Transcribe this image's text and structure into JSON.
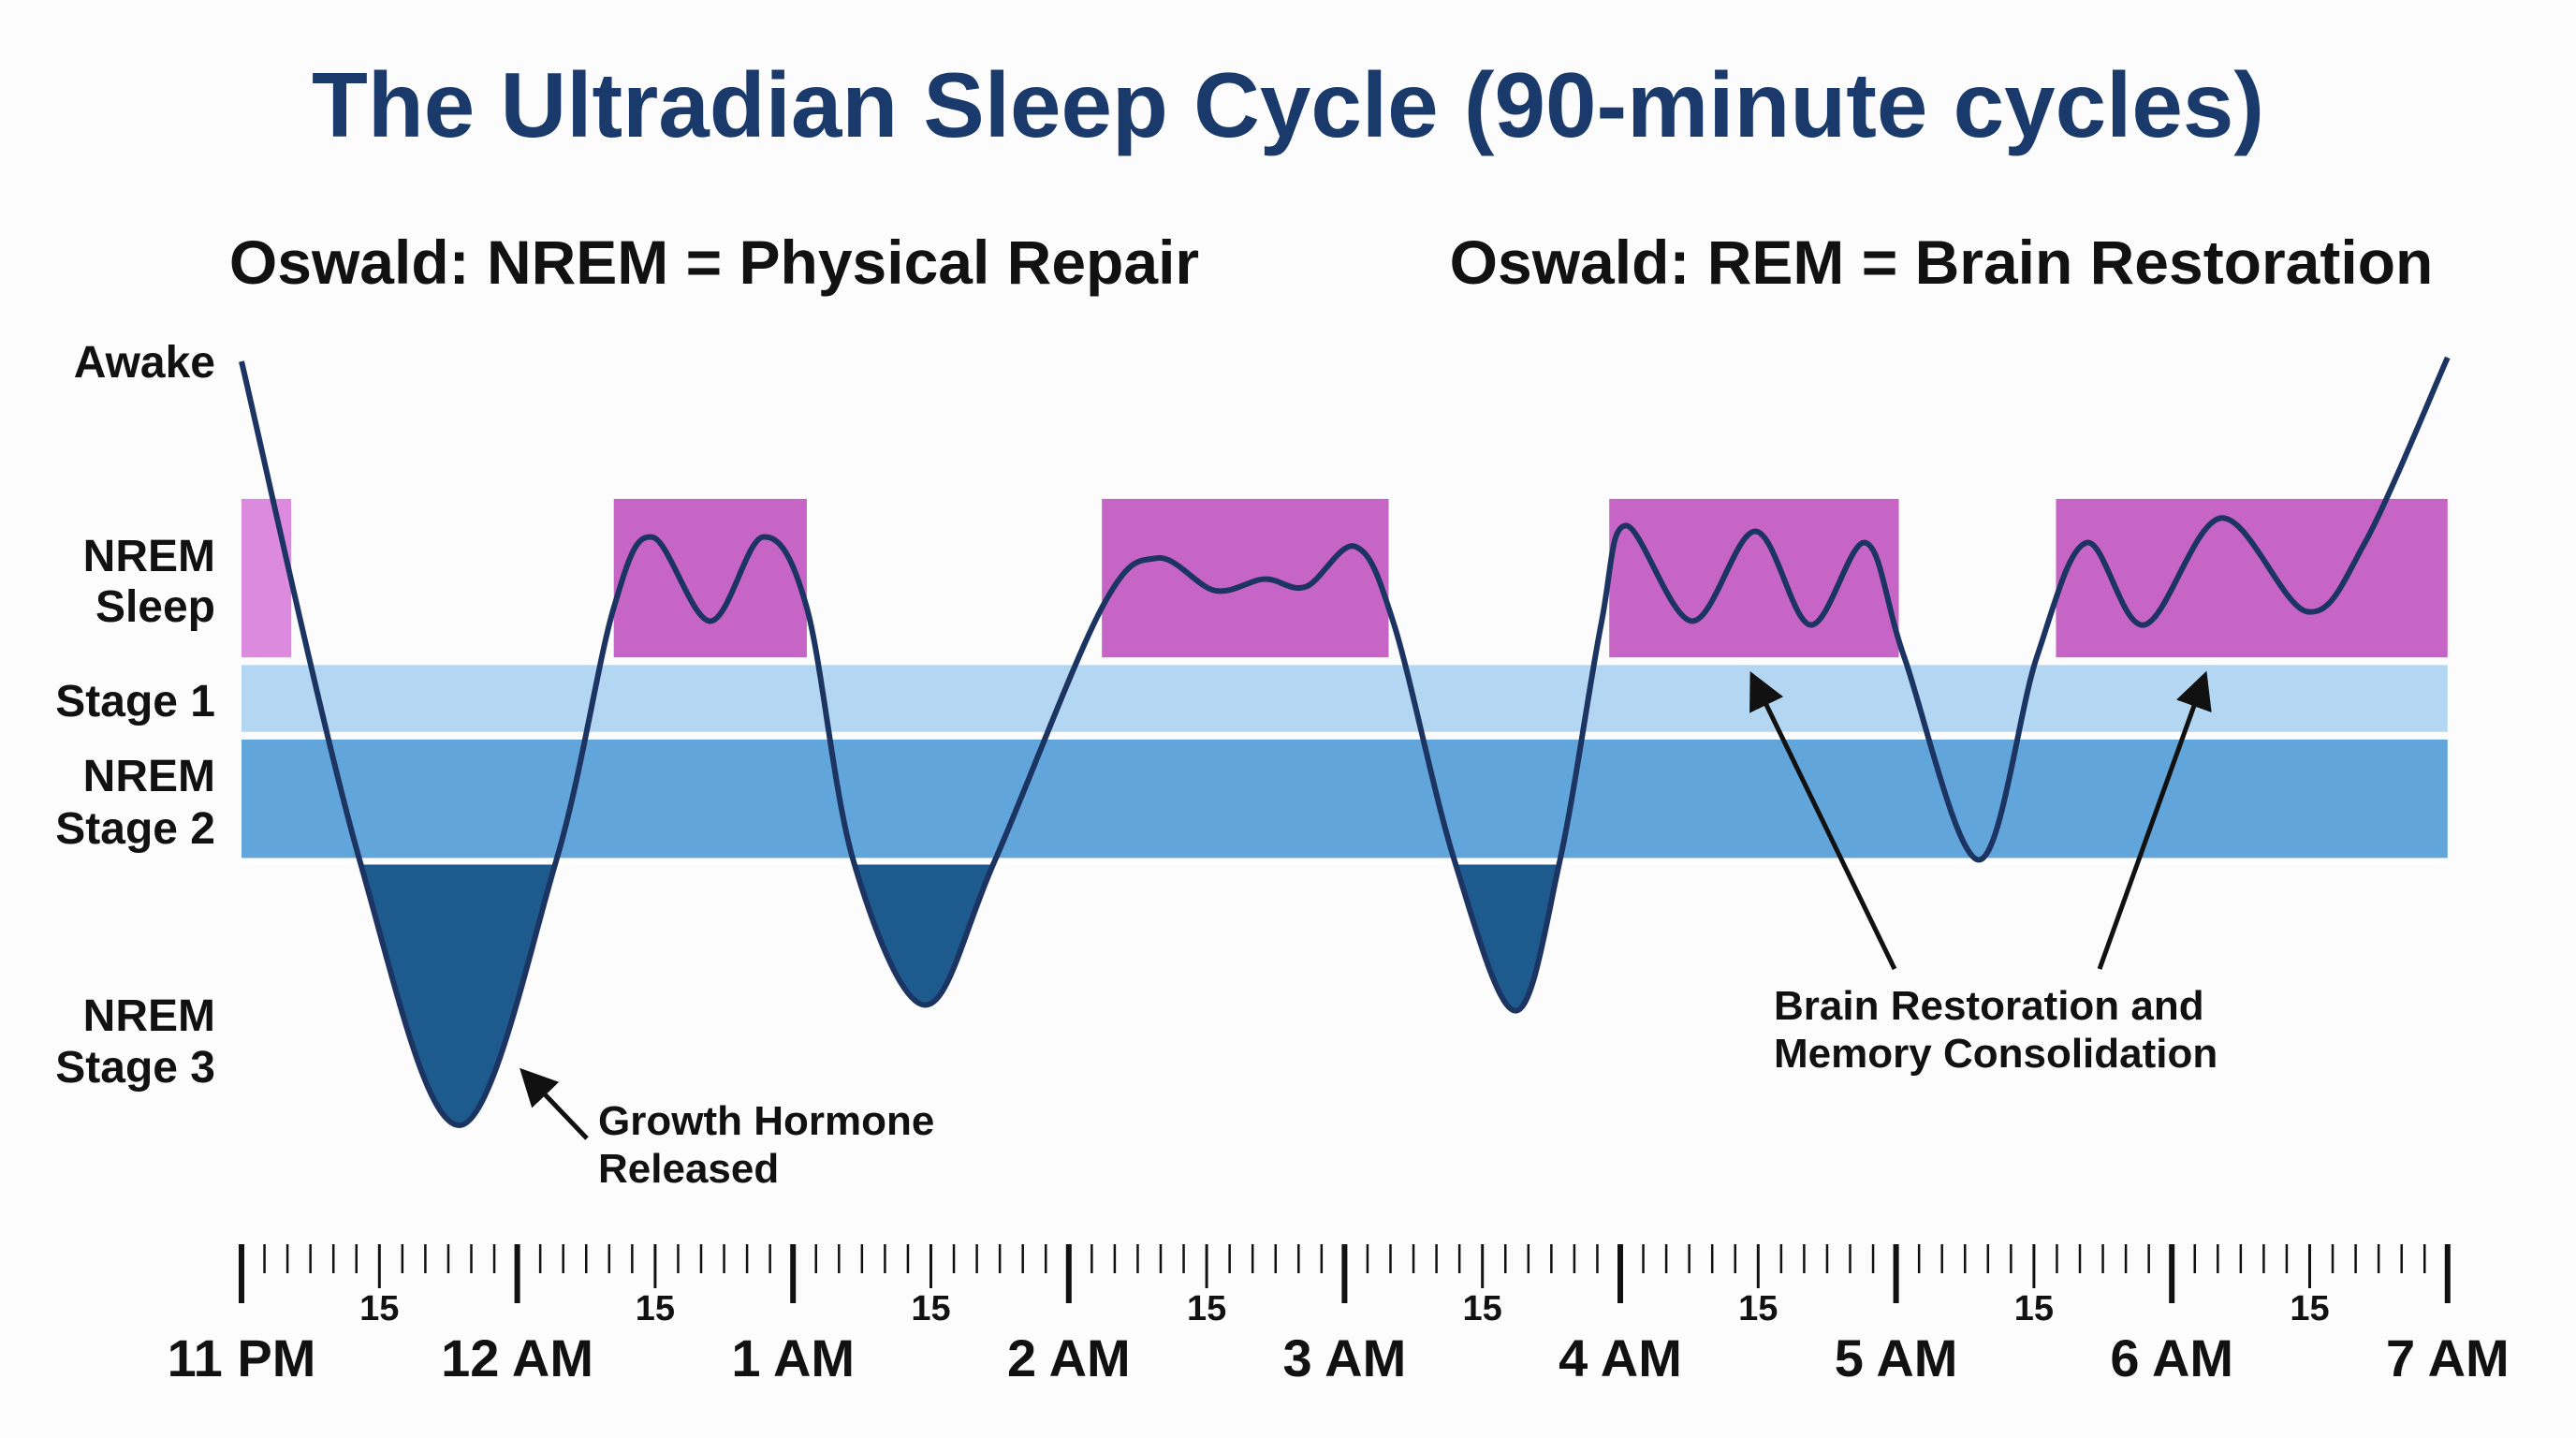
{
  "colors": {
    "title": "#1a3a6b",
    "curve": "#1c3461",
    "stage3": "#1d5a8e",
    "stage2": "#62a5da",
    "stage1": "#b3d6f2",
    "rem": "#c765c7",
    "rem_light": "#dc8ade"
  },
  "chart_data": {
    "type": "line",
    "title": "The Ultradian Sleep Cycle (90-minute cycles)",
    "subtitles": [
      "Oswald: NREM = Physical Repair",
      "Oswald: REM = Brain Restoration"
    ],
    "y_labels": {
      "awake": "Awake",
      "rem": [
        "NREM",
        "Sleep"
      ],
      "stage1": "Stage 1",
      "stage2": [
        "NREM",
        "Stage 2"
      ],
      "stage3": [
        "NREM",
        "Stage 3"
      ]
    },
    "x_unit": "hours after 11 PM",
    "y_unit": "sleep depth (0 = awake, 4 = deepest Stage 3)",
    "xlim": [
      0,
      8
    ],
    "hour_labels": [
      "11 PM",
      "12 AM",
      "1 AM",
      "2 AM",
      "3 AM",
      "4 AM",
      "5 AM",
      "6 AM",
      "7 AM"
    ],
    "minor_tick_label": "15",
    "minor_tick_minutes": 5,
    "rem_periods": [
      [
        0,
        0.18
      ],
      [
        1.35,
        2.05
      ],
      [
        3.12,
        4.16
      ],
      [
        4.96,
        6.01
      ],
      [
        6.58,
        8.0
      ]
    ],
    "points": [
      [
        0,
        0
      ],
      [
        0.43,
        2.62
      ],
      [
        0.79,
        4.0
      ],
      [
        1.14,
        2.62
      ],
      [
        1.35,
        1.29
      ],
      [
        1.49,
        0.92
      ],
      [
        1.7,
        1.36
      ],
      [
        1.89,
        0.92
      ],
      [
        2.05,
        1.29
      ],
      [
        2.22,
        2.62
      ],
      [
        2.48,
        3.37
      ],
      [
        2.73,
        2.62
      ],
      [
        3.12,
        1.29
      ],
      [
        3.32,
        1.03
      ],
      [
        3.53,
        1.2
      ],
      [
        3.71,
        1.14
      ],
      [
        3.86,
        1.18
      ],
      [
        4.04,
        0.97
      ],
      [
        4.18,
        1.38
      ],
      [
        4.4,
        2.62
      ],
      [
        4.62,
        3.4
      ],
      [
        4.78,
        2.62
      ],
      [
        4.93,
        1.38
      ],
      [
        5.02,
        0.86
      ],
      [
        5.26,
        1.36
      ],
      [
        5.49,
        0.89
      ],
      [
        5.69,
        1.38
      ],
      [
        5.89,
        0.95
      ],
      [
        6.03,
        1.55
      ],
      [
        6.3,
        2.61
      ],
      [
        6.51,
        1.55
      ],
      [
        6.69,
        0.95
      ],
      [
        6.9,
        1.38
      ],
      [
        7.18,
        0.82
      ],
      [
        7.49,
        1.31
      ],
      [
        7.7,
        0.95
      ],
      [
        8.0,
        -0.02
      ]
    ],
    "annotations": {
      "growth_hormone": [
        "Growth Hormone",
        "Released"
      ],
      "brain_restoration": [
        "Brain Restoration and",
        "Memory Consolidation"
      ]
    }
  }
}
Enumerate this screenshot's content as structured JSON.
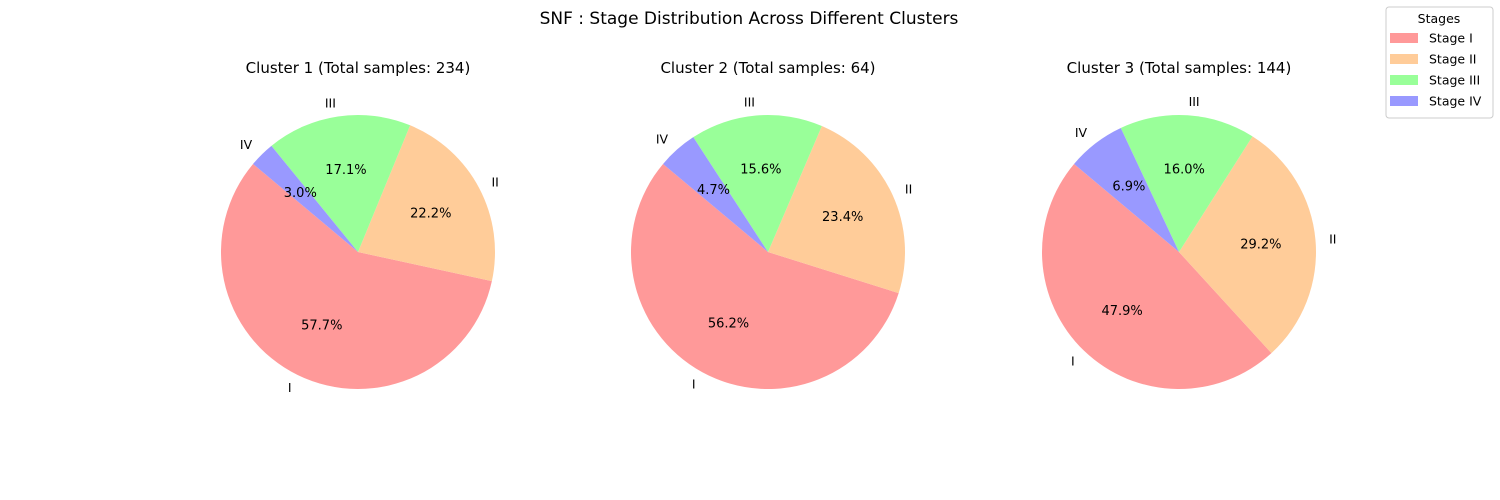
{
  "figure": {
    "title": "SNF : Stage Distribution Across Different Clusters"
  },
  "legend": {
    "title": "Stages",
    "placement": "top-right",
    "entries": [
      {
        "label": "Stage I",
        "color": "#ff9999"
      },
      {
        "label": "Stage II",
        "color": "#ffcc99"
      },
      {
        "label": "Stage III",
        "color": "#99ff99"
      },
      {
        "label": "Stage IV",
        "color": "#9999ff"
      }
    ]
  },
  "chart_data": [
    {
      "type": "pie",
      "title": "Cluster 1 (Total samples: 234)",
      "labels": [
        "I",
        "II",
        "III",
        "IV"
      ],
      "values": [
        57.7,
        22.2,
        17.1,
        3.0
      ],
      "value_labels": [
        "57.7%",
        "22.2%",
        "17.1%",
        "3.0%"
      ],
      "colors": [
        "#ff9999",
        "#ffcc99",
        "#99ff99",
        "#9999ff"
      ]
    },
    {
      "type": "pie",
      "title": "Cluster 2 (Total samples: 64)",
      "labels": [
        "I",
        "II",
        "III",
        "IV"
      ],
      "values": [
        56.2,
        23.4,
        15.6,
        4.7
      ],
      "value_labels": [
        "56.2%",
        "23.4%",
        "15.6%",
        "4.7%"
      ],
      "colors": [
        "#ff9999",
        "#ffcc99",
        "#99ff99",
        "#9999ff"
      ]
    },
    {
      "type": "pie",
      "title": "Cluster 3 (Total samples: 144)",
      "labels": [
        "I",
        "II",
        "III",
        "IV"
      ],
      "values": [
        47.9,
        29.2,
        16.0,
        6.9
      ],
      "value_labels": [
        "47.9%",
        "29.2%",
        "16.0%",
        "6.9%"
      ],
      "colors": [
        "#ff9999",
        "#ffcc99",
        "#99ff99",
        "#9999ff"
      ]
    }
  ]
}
━━━━━━━━
STATED GOAL =>
Set the pictures aside and transcribe the data above exactly.

THE REPLY =>
Transcribe this image's text and structure into JSON.
{
  "colors": {
    "title": "#1a3a6b",
    "curve": "#1c3461",
    "stage3": "#1d5a8e",
    "stage2": "#62a5da",
    "stage1": "#b3d6f2",
    "rem": "#c765c7",
    "rem_light": "#dc8ade"
  },
  "chart_data": {
    "type": "line",
    "title": "The Ultradian Sleep Cycle (90-minute cycles)",
    "subtitles": [
      "Oswald: NREM = Physical Repair",
      "Oswald: REM = Brain Restoration"
    ],
    "y_labels": {
      "awake": "Awake",
      "rem": [
        "NREM",
        "Sleep"
      ],
      "stage1": "Stage 1",
      "stage2": [
        "NREM",
        "Stage 2"
      ],
      "stage3": [
        "NREM",
        "Stage 3"
      ]
    },
    "x_unit": "hours after 11 PM",
    "y_unit": "sleep depth (0 = awake, 4 = deepest Stage 3)",
    "xlim": [
      0,
      8
    ],
    "hour_labels": [
      "11 PM",
      "12 AM",
      "1 AM",
      "2 AM",
      "3 AM",
      "4 AM",
      "5 AM",
      "6 AM",
      "7 AM"
    ],
    "minor_tick_label": "15",
    "minor_tick_minutes": 5,
    "rem_periods": [
      [
        0,
        0.18
      ],
      [
        1.35,
        2.05
      ],
      [
        3.12,
        4.16
      ],
      [
        4.96,
        6.01
      ],
      [
        6.58,
        8.0
      ]
    ],
    "points": [
      [
        0,
        0
      ],
      [
        0.43,
        2.62
      ],
      [
        0.79,
        4.0
      ],
      [
        1.14,
        2.62
      ],
      [
        1.35,
        1.29
      ],
      [
        1.49,
        0.92
      ],
      [
        1.7,
        1.36
      ],
      [
        1.89,
        0.92
      ],
      [
        2.05,
        1.29
      ],
      [
        2.22,
        2.62
      ],
      [
        2.48,
        3.37
      ],
      [
        2.73,
        2.62
      ],
      [
        3.12,
        1.29
      ],
      [
        3.32,
        1.03
      ],
      [
        3.53,
        1.2
      ],
      [
        3.71,
        1.14
      ],
      [
        3.86,
        1.18
      ],
      [
        4.04,
        0.97
      ],
      [
        4.18,
        1.38
      ],
      [
        4.4,
        2.62
      ],
      [
        4.62,
        3.4
      ],
      [
        4.78,
        2.62
      ],
      [
        4.93,
        1.38
      ],
      [
        5.02,
        0.86
      ],
      [
        5.26,
        1.36
      ],
      [
        5.49,
        0.89
      ],
      [
        5.69,
        1.38
      ],
      [
        5.89,
        0.95
      ],
      [
        6.03,
        1.55
      ],
      [
        6.3,
        2.61
      ],
      [
        6.51,
        1.55
      ],
      [
        6.69,
        0.95
      ],
      [
        6.9,
        1.38
      ],
      [
        7.18,
        0.82
      ],
      [
        7.49,
        1.31
      ],
      [
        7.7,
        0.95
      ],
      [
        8.0,
        -0.02
      ]
    ],
    "annotations": {
      "growth_hormone": [
        "Growth Hormone",
        "Released"
      ],
      "brain_restoration": [
        "Brain Restoration and",
        "Memory Consolidation"
      ]
    }
  }
}
Enumerate this screenshot's content as structured JSON.
{
  "figure": {
    "title": "SNF : Stage Distribution Across Different Clusters"
  },
  "legend": {
    "title": "Stages",
    "placement": "top-right",
    "entries": [
      {
        "label": "Stage I",
        "color": "#ff9999"
      },
      {
        "label": "Stage II",
        "color": "#ffcc99"
      },
      {
        "label": "Stage III",
        "color": "#99ff99"
      },
      {
        "label": "Stage IV",
        "color": "#9999ff"
      }
    ]
  },
  "chart_data": [
    {
      "type": "pie",
      "title": "Cluster 1 (Total samples: 234)",
      "labels": [
        "I",
        "II",
        "III",
        "IV"
      ],
      "values": [
        57.7,
        22.2,
        17.1,
        3.0
      ],
      "value_labels": [
        "57.7%",
        "22.2%",
        "17.1%",
        "3.0%"
      ],
      "colors": [
        "#ff9999",
        "#ffcc99",
        "#99ff99",
        "#9999ff"
      ]
    },
    {
      "type": "pie",
      "title": "Cluster 2 (Total samples: 64)",
      "labels": [
        "I",
        "II",
        "III",
        "IV"
      ],
      "values": [
        56.2,
        23.4,
        15.6,
        4.7
      ],
      "value_labels": [
        "56.2%",
        "23.4%",
        "15.6%",
        "4.7%"
      ],
      "colors": [
        "#ff9999",
        "#ffcc99",
        "#99ff99",
        "#9999ff"
      ]
    },
    {
      "type": "pie",
      "title": "Cluster 3 (Total samples: 144)",
      "labels": [
        "I",
        "II",
        "III",
        "IV"
      ],
      "values": [
        47.9,
        29.2,
        16.0,
        6.9
      ],
      "value_labels": [
        "47.9%",
        "29.2%",
        "16.0%",
        "6.9%"
      ],
      "colors": [
        "#ff9999",
        "#ffcc99",
        "#99ff99",
        "#9999ff"
      ]
    }
  ]
}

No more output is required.